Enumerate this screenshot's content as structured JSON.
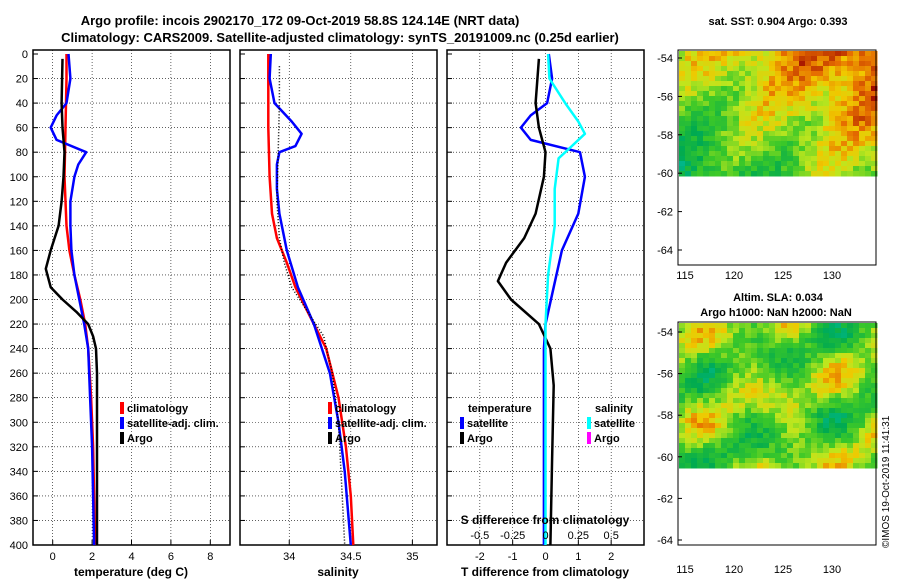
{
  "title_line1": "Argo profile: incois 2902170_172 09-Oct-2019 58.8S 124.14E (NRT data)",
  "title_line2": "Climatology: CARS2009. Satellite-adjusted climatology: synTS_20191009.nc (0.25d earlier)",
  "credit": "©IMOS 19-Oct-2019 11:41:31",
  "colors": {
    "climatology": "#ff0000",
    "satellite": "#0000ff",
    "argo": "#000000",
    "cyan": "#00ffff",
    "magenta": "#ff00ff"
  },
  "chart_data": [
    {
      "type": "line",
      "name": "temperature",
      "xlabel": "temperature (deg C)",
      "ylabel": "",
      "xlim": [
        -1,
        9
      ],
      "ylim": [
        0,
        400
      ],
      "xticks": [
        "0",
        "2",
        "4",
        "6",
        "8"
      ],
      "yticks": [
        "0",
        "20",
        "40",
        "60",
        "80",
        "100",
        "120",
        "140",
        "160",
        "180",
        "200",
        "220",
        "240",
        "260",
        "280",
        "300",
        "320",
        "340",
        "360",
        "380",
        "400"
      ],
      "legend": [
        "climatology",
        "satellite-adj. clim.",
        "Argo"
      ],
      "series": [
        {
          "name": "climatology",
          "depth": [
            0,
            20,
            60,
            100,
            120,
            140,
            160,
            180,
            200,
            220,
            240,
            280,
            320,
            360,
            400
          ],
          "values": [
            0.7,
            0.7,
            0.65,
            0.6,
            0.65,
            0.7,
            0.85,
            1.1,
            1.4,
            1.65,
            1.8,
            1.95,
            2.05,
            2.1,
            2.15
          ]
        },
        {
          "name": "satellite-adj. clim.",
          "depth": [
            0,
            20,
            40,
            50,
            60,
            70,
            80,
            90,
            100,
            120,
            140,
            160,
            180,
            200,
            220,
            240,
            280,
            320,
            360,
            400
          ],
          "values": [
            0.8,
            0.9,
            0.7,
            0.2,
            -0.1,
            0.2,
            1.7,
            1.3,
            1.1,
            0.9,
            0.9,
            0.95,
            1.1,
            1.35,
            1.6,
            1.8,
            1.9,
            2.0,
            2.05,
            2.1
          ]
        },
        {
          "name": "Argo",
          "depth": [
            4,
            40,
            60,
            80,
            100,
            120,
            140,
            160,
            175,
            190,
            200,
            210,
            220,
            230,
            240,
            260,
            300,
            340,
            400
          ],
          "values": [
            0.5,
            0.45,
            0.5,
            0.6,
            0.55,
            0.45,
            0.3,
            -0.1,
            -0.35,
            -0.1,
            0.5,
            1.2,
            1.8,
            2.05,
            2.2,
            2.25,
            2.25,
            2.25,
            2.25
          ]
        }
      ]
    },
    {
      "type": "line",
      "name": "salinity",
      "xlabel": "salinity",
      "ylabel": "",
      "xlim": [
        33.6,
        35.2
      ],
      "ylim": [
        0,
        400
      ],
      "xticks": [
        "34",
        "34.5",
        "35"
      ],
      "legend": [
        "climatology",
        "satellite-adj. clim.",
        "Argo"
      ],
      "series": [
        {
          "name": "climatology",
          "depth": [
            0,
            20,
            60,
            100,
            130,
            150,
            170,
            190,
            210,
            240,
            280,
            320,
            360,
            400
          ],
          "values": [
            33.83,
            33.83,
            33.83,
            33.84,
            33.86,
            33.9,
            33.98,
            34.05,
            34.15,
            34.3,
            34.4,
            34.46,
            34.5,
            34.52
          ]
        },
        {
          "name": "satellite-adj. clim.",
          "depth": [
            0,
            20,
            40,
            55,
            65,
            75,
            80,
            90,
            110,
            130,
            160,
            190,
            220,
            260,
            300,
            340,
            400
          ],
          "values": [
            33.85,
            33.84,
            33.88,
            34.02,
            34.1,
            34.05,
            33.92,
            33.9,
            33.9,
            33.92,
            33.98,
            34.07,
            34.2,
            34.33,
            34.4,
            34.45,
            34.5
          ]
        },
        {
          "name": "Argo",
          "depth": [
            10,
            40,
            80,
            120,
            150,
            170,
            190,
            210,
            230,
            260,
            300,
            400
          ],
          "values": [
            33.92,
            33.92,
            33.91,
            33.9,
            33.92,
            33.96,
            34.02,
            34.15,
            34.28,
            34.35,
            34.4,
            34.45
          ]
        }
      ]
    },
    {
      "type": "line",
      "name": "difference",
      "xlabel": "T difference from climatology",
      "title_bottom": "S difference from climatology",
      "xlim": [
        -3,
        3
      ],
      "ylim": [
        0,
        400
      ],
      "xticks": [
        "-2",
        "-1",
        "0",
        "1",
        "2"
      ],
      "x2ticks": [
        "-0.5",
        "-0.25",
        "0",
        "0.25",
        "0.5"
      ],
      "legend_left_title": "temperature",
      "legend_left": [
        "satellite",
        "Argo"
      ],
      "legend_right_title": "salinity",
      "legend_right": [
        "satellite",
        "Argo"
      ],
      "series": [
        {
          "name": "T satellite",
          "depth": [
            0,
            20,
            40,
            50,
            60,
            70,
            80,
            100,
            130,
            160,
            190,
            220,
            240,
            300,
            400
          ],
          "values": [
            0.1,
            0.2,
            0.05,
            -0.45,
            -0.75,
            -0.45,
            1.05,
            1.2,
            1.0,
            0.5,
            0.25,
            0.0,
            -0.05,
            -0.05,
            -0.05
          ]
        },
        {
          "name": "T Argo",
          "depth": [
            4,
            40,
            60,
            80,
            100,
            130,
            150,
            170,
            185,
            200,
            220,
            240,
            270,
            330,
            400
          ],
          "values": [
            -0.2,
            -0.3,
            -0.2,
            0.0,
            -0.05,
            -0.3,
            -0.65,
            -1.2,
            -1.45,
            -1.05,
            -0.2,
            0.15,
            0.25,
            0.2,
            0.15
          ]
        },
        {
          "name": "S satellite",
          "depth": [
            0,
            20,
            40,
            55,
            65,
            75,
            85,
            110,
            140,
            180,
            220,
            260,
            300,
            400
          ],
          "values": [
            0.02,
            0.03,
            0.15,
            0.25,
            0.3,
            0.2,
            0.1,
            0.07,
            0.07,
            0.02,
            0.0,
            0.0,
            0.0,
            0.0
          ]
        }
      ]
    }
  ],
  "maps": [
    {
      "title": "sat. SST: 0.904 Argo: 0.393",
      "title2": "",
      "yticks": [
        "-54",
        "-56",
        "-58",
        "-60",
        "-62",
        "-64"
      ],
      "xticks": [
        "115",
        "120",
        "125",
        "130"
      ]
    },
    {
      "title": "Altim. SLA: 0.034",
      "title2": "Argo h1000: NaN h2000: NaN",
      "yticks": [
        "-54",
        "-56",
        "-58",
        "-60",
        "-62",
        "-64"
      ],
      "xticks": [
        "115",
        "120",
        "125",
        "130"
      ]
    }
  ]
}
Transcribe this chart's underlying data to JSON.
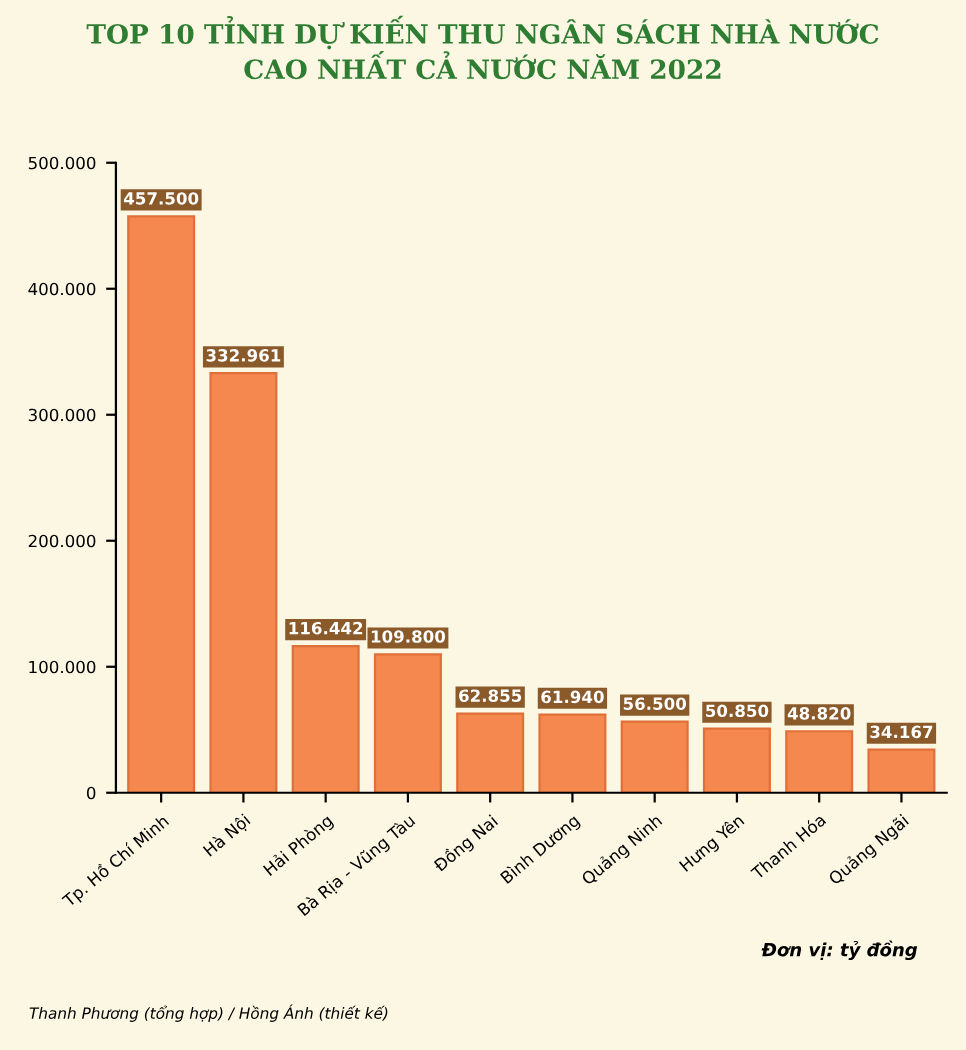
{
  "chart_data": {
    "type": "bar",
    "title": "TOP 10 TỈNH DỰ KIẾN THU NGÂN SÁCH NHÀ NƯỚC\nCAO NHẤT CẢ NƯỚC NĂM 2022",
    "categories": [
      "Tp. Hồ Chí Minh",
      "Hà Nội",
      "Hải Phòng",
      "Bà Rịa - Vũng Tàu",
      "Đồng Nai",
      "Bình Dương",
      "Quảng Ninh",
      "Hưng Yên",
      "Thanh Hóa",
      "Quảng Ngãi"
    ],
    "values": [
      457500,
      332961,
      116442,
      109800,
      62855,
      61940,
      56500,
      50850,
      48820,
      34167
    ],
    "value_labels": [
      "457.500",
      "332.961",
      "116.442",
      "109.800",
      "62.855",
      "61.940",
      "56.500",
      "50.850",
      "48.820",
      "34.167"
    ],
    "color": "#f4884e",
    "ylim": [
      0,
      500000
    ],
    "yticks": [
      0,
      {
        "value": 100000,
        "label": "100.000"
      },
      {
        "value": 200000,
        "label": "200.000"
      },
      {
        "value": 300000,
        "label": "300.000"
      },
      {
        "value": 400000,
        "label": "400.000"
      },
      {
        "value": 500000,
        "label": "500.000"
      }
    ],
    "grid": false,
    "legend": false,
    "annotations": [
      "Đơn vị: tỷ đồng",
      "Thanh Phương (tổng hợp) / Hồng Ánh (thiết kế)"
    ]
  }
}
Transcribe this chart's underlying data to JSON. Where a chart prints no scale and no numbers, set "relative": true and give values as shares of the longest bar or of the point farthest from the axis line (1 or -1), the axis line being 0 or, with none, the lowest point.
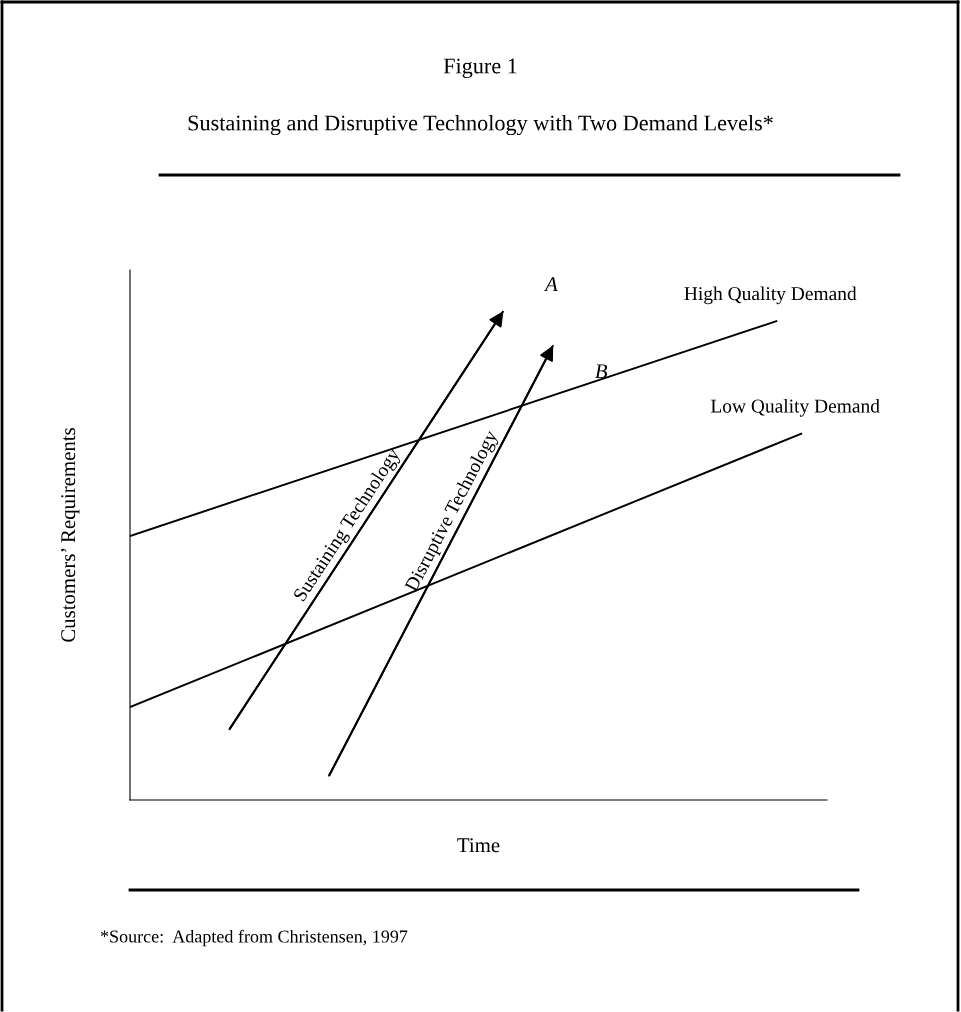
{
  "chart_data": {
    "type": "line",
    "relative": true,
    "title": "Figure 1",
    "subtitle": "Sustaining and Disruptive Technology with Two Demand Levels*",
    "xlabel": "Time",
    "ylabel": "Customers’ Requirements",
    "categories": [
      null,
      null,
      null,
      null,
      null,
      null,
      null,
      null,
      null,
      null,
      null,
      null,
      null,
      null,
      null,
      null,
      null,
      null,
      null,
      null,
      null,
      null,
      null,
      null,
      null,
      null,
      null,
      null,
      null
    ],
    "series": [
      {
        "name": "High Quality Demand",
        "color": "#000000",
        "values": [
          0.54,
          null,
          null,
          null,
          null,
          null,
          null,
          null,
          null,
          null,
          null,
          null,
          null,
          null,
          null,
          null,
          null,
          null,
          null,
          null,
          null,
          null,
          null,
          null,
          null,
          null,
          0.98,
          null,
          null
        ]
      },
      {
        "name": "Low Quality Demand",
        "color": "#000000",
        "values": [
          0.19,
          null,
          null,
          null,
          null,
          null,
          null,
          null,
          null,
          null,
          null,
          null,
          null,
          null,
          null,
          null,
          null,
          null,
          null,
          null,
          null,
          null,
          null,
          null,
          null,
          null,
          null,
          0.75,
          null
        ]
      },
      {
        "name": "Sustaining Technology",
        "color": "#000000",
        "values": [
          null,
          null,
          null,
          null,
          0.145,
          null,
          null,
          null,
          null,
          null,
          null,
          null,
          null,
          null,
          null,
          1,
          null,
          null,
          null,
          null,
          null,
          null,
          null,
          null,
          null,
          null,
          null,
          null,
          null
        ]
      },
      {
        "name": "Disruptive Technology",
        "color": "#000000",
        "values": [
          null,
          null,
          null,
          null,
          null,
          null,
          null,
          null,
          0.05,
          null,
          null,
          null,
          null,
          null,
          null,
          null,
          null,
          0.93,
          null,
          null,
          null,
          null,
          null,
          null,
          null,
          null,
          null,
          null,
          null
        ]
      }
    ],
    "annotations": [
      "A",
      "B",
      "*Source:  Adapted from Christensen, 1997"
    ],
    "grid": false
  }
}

────────────────────

Exercise description
Which lines in the listing above hold the word "salinity"? Show each of them.

Task response
      "name": "salinity",
      "xlabel": "salinity",
      "legend_right_title": "salinity",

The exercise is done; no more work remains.